(Bounding box annotation data)
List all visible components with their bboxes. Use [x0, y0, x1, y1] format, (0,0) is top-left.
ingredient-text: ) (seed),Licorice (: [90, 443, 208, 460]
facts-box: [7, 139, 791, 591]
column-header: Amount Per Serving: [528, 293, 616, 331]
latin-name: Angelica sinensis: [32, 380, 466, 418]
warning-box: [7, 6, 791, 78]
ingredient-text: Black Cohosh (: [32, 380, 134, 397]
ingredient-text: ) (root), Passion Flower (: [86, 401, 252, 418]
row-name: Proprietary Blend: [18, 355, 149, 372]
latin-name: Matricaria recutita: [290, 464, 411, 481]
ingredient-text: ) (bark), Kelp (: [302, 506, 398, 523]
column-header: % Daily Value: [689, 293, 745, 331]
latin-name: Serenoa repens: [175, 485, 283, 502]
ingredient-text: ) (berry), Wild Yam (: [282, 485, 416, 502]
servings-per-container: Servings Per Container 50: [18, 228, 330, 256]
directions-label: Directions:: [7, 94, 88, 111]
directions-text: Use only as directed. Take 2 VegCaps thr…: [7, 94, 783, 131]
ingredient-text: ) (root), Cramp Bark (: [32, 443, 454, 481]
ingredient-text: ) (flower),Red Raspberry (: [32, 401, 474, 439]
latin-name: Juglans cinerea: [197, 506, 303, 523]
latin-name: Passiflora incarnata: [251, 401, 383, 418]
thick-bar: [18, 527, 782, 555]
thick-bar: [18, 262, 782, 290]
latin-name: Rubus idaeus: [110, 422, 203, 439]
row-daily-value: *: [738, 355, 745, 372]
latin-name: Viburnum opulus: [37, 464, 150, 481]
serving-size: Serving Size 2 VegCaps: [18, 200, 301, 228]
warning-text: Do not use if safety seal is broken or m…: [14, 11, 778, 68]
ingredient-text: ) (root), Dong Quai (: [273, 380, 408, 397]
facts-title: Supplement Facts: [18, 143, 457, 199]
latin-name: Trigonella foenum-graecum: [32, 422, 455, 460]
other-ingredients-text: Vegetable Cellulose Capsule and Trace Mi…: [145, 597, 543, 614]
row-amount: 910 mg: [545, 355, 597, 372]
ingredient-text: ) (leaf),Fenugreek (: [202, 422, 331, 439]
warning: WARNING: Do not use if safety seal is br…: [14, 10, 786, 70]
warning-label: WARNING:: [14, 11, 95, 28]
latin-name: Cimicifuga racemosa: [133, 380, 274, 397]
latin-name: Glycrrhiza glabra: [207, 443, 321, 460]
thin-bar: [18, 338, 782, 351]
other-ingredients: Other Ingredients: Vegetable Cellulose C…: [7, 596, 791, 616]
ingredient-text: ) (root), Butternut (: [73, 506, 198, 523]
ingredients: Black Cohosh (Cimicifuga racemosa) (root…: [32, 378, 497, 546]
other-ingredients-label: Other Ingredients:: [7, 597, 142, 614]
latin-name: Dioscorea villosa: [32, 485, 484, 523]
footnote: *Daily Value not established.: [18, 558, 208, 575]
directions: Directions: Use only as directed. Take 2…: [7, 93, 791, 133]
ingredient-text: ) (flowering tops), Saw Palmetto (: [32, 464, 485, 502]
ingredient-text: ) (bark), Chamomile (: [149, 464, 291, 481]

> [TASK BRIEF]
Copy every line of the entries above verbatim, in the same order and with all box coordinates unchanged.

> [RESULT OF THE TASK]
List all visible components with their bboxes. Use [x0, y0, x1, y1] format, (0,0) is top-left.
ingredient-text: ) (seed),Licorice (: [90, 443, 208, 460]
facts-box: [7, 139, 791, 591]
column-header: Amount Per Serving: [528, 293, 616, 331]
latin-name: Angelica sinensis: [32, 380, 466, 418]
warning-box: [7, 6, 791, 78]
ingredient-text: Black Cohosh (: [32, 380, 134, 397]
ingredient-text: ) (root), Passion Flower (: [86, 401, 252, 418]
row-name: Proprietary Blend: [18, 355, 149, 372]
latin-name: Matricaria recutita: [290, 464, 411, 481]
ingredient-text: ) (bark), Kelp (: [302, 506, 398, 523]
column-header: % Daily Value: [689, 293, 745, 331]
latin-name: Serenoa repens: [175, 485, 283, 502]
ingredient-text: ) (berry), Wild Yam (: [282, 485, 416, 502]
servings-per-container: Servings Per Container 50: [18, 228, 330, 256]
directions-label: Directions:: [7, 94, 88, 111]
directions-text: Use only as directed. Take 2 VegCaps thr…: [7, 94, 783, 131]
ingredient-text: ) (root), Cramp Bark (: [32, 443, 454, 481]
ingredient-text: ) (flower),Red Raspberry (: [32, 401, 474, 439]
latin-name: Juglans cinerea: [197, 506, 303, 523]
latin-name: Passiflora incarnata: [251, 401, 383, 418]
thick-bar: [18, 527, 782, 555]
thick-bar: [18, 262, 782, 290]
latin-name: Rubus idaeus: [110, 422, 203, 439]
row-daily-value: *: [738, 355, 745, 372]
latin-name: Viburnum opulus: [37, 464, 150, 481]
serving-size: Serving Size 2 VegCaps: [18, 200, 301, 228]
warning-text: Do not use if safety seal is broken or m…: [14, 11, 778, 68]
ingredient-text: ) (root), Dong Quai (: [273, 380, 408, 397]
facts-title: Supplement Facts: [18, 143, 457, 199]
latin-name: Trigonella foenum-graecum: [32, 422, 455, 460]
other-ingredients-text: Vegetable Cellulose Capsule and Trace Mi…: [145, 597, 543, 614]
row-amount: 910 mg: [545, 355, 597, 372]
ingredient-text: ) (leaf),Fenugreek (: [202, 422, 331, 439]
warning: WARNING: Do not use if safety seal is br…: [14, 10, 786, 70]
warning-label: WARNING:: [14, 11, 95, 28]
latin-name: Cimicifuga racemosa: [133, 380, 274, 397]
latin-name: Glycrrhiza glabra: [207, 443, 321, 460]
thin-bar: [18, 338, 782, 351]
other-ingredients: Other Ingredients: Vegetable Cellulose C…: [7, 596, 791, 616]
ingredient-text: ) (root), Butternut (: [73, 506, 198, 523]
ingredients: Black Cohosh (Cimicifuga racemosa) (root…: [32, 378, 497, 546]
other-ingredients-label: Other Ingredients:: [7, 597, 142, 614]
latin-name: Dioscorea villosa: [32, 485, 484, 523]
footnote: *Daily Value not established.: [18, 558, 208, 575]
directions: Directions: Use only as directed. Take 2…: [7, 93, 791, 133]
ingredient-text: ) (flowering tops), Saw Palmetto (: [32, 464, 485, 502]
ingredient-text: ) (bark), Chamomile (: [149, 464, 291, 481]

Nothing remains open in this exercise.